*Records*.
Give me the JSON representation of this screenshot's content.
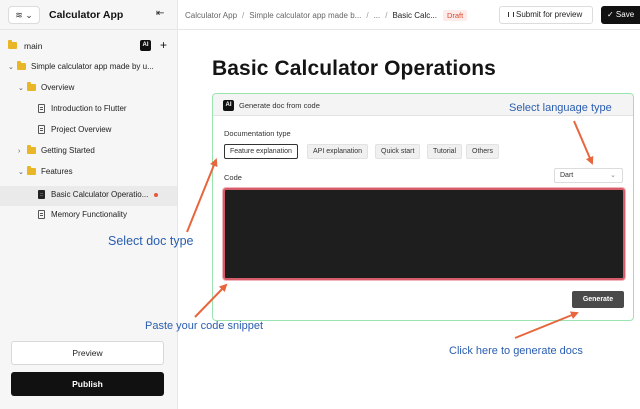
{
  "sidebar": {
    "layers_label": "≋ ⌄",
    "app_title": "Calculator App",
    "collapse_icon": "collapse-sidebar-icon",
    "branch": "main",
    "ai_label": "AI",
    "add_label": "+",
    "tree": [
      {
        "label": "Simple calculator app made by u...",
        "type": "folder",
        "level": 0,
        "expanded": true
      },
      {
        "label": "Overview",
        "type": "folder",
        "level": 1,
        "expanded": true
      },
      {
        "label": "Introduction to Flutter",
        "type": "doc",
        "level": 2
      },
      {
        "label": "Project Overview",
        "type": "doc",
        "level": 2
      },
      {
        "label": "Getting Started",
        "type": "folder",
        "level": 1,
        "expanded": false
      },
      {
        "label": "Features",
        "type": "folder",
        "level": 1,
        "expanded": true
      },
      {
        "label": "Basic Calculator Operatio...",
        "type": "doc",
        "level": 2,
        "active": true
      },
      {
        "label": "Memory Functionality",
        "type": "doc",
        "level": 2
      }
    ],
    "preview_label": "Preview",
    "publish_label": "Publish"
  },
  "topbar": {
    "breadcrumbs": [
      "Calculator App",
      "Simple calculator app made b...",
      "...",
      "Basic Calc..."
    ],
    "status": "Draft",
    "submit_label": "Submit for preview",
    "save_label": "✓ Save"
  },
  "main": {
    "title": "Basic Calculator Operations",
    "card": {
      "ai_label": "AI",
      "header": "Generate doc from code",
      "doc_type_label": "Documentation type",
      "doc_types": [
        "Feature explanation",
        "API explanation",
        "Quick start",
        "Tutorial",
        "Others"
      ],
      "selected_doc_type": "Feature explanation",
      "code_label": "Code",
      "language": "Dart",
      "generate_label": "Generate"
    }
  },
  "annotations": {
    "select_language": "Select language type",
    "select_doc_type": "Select doc type",
    "paste_code": "Paste your code snippet",
    "generate_docs": "Click here to generate docs"
  },
  "colors": {
    "accent_orange": "#e8663d",
    "annotation_blue": "#2a5db0",
    "card_border": "#9be3b0",
    "code_bg": "#1e1e1e",
    "draft_red": "#d9482f"
  }
}
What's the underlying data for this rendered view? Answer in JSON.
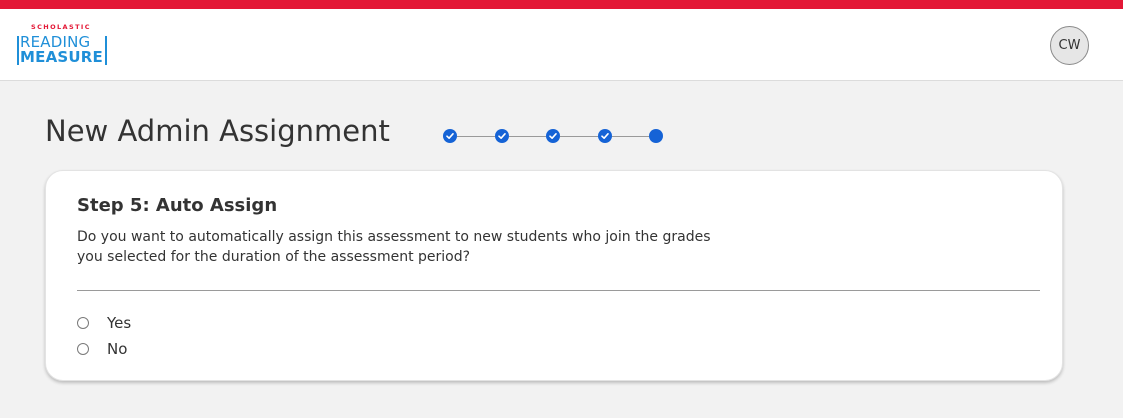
{
  "brand": {
    "company": "SCHOLASTIC",
    "product_line1": "READING",
    "product_line2": "MEASURE"
  },
  "user": {
    "initials": "CW"
  },
  "page": {
    "title": "New Admin Assignment"
  },
  "stepper": {
    "total_steps": 5,
    "completed_steps": 4,
    "current_step": 5
  },
  "step": {
    "title": "Step 5: Auto Assign",
    "description": "Do you want to automatically assign this assessment to new students who join the grades you selected for the duration of the assessment period?"
  },
  "options": [
    {
      "label": "Yes",
      "selected": false
    },
    {
      "label": "No",
      "selected": false
    }
  ],
  "colors": {
    "accent_red": "#e31836",
    "brand_blue": "#1f8fd8",
    "step_blue": "#1563d6"
  }
}
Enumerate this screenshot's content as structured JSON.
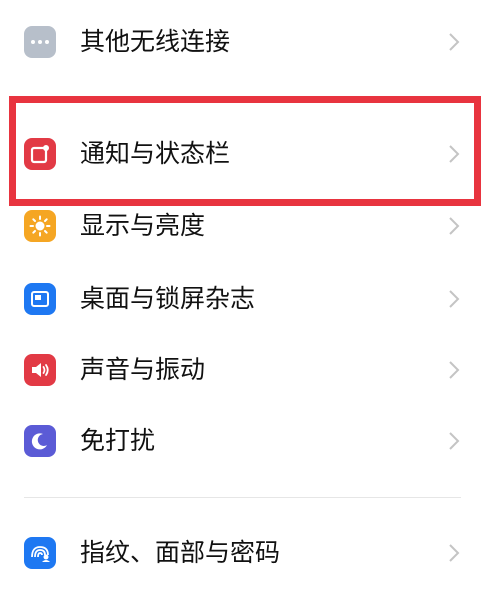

*TASK OBJECTIVE*. Of the lines in this material, state how many hold the string "screenshot". Write no other words.

*RIGHT ANSWER*. 2